* [Exercise objective] Your task is to copy the material exactly.

##########

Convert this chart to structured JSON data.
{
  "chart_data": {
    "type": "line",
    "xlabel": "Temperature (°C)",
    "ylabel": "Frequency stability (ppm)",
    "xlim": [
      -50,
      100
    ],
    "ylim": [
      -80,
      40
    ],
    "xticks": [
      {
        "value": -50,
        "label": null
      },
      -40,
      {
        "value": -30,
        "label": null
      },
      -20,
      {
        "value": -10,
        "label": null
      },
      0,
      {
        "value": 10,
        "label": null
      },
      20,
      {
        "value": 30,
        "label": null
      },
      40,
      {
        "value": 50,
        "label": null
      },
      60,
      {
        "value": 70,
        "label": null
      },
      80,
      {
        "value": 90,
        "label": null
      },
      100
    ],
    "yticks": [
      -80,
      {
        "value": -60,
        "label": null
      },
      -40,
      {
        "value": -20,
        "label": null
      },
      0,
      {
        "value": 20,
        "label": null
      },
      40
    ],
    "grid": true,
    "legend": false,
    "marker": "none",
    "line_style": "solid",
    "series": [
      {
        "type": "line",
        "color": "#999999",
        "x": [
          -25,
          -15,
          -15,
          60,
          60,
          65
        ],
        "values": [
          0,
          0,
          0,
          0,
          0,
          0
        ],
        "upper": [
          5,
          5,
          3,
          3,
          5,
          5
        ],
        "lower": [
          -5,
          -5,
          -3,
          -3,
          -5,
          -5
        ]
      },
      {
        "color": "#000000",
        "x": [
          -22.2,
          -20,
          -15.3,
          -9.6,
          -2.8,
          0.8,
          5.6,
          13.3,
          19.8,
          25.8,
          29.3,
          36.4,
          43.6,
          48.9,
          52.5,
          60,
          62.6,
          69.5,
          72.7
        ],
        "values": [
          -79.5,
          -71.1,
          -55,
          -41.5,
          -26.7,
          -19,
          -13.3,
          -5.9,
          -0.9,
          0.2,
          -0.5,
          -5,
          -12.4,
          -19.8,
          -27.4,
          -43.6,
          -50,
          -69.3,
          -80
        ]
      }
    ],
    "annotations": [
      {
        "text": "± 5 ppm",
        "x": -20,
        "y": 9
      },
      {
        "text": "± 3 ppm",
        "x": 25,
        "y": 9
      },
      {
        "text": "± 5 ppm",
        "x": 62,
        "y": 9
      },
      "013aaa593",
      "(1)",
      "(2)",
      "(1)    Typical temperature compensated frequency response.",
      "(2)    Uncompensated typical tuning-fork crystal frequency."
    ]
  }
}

##########

* [Exercise result]
Convert this chart to structured JSON data.
{
  "chart_data": {
    "type": "line",
    "xlabel": "Temperature (°C)",
    "ylabel": "Frequency stability (ppm)",
    "xlim": [
      -50,
      100
    ],
    "ylim": [
      -80,
      40
    ],
    "xticks": [
      {
        "value": -50,
        "label": null
      },
      -40,
      {
        "value": -30,
        "label": null
      },
      -20,
      {
        "value": -10,
        "label": null
      },
      0,
      {
        "value": 10,
        "label": null
      },
      20,
      {
        "value": 30,
        "label": null
      },
      40,
      {
        "value": 50,
        "label": null
      },
      60,
      {
        "value": 70,
        "label": null
      },
      80,
      {
        "value": 90,
        "label": null
      },
      100
    ],
    "yticks": [
      -80,
      {
        "value": -60,
        "label": null
      },
      -40,
      {
        "value": -20,
        "label": null
      },
      0,
      {
        "value": 20,
        "label": null
      },
      40
    ],
    "grid": true,
    "legend": false,
    "marker": "none",
    "line_style": "solid",
    "series": [
      {
        "type": "line",
        "color": "#999999",
        "x": [
          -25,
          -15,
          -15,
          60,
          60,
          65
        ],
        "values": [
          0,
          0,
          0,
          0,
          0,
          0
        ],
        "upper": [
          5,
          5,
          3,
          3,
          5,
          5
        ],
        "lower": [
          -5,
          -5,
          -3,
          -3,
          -5,
          -5
        ]
      },
      {
        "color": "#000000",
        "x": [
          -22.2,
          -20,
          -15.3,
          -9.6,
          -2.8,
          0.8,
          5.6,
          13.3,
          19.8,
          25.8,
          29.3,
          36.4,
          43.6,
          48.9,
          52.5,
          60,
          62.6,
          69.5,
          72.7
        ],
        "values": [
          -79.5,
          -71.1,
          -55,
          -41.5,
          -26.7,
          -19,
          -13.3,
          -5.9,
          -0.9,
          0.2,
          -0.5,
          -5,
          -12.4,
          -19.8,
          -27.4,
          -43.6,
          -50,
          -69.3,
          -80
        ]
      }
    ],
    "annotations": [
      {
        "text": "± 5 ppm",
        "x": -20,
        "y": 9
      },
      {
        "text": "± 3 ppm",
        "x": 25,
        "y": 9
      },
      {
        "text": "± 5 ppm",
        "x": 62,
        "y": 9
      },
      "013aaa593",
      "(1)",
      "(2)",
      "(1)    Typical temperature compensated frequency response.",
      "(2)    Uncompensated typical tuning-fork crystal frequency."
    ]
  }
}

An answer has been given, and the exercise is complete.